### [PROBLEM TO SOLVE]
Your task is to transcribe all of the records exactly and leave out the pictures.

[START]

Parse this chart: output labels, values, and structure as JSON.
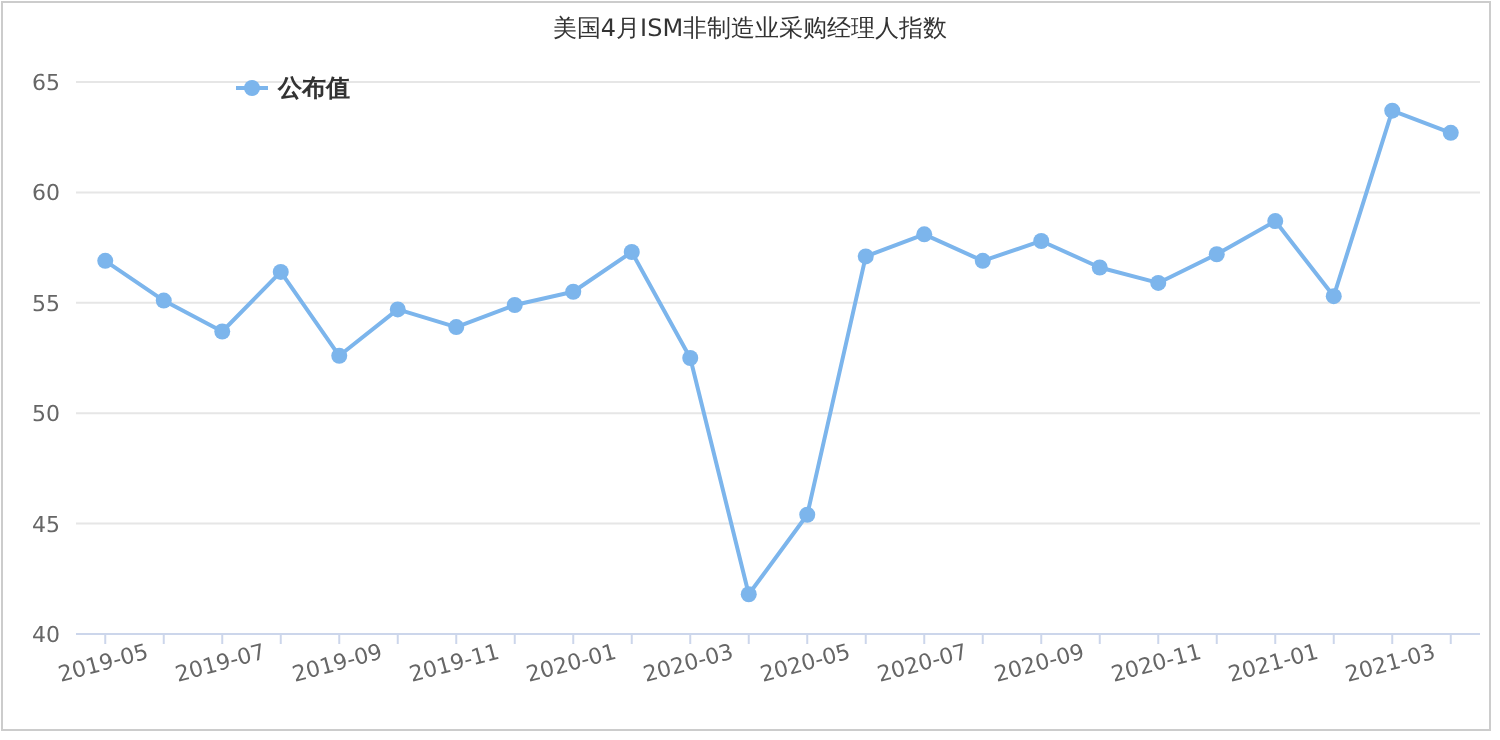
{
  "chart_data": {
    "type": "line",
    "title": "美国4月ISM非制造业采购经理人指数",
    "categories": [
      "2019-05",
      null,
      "2019-07",
      null,
      "2019-09",
      null,
      "2019-11",
      null,
      "2020-01",
      null,
      "2020-03",
      null,
      "2020-05",
      null,
      "2020-07",
      null,
      "2020-09",
      null,
      "2020-11",
      null,
      "2021-01",
      null,
      "2021-03",
      null
    ],
    "series": [
      {
        "name": "公布值",
        "color": "#7cb5ec",
        "values": [
          56.9,
          55.1,
          53.7,
          56.4,
          52.6,
          54.7,
          53.9,
          54.9,
          55.5,
          57.3,
          52.5,
          41.8,
          45.4,
          57.1,
          58.1,
          56.9,
          57.8,
          56.6,
          55.9,
          57.2,
          58.7,
          55.3,
          63.7,
          62.7
        ]
      }
    ],
    "ylim": [
      40,
      65
    ],
    "yticks": [
      40,
      45,
      50,
      55,
      60,
      65
    ],
    "grid": "y",
    "legend": "top left",
    "marker": "circle",
    "line_style": "solid"
  }
}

[END]

### [SOLUTION TO THE EXERCISE]
Parse this chart: output labels, values, and structure as JSON.
{
  "chart_data": {
    "type": "line",
    "title": "美国4月ISM非制造业采购经理人指数",
    "categories": [
      "2019-05",
      null,
      "2019-07",
      null,
      "2019-09",
      null,
      "2019-11",
      null,
      "2020-01",
      null,
      "2020-03",
      null,
      "2020-05",
      null,
      "2020-07",
      null,
      "2020-09",
      null,
      "2020-11",
      null,
      "2021-01",
      null,
      "2021-03",
      null
    ],
    "series": [
      {
        "name": "公布值",
        "color": "#7cb5ec",
        "values": [
          56.9,
          55.1,
          53.7,
          56.4,
          52.6,
          54.7,
          53.9,
          54.9,
          55.5,
          57.3,
          52.5,
          41.8,
          45.4,
          57.1,
          58.1,
          56.9,
          57.8,
          56.6,
          55.9,
          57.2,
          58.7,
          55.3,
          63.7,
          62.7
        ]
      }
    ],
    "ylim": [
      40,
      65
    ],
    "yticks": [
      40,
      45,
      50,
      55,
      60,
      65
    ],
    "grid": "y",
    "legend": "top left",
    "marker": "circle",
    "line_style": "solid"
  }
}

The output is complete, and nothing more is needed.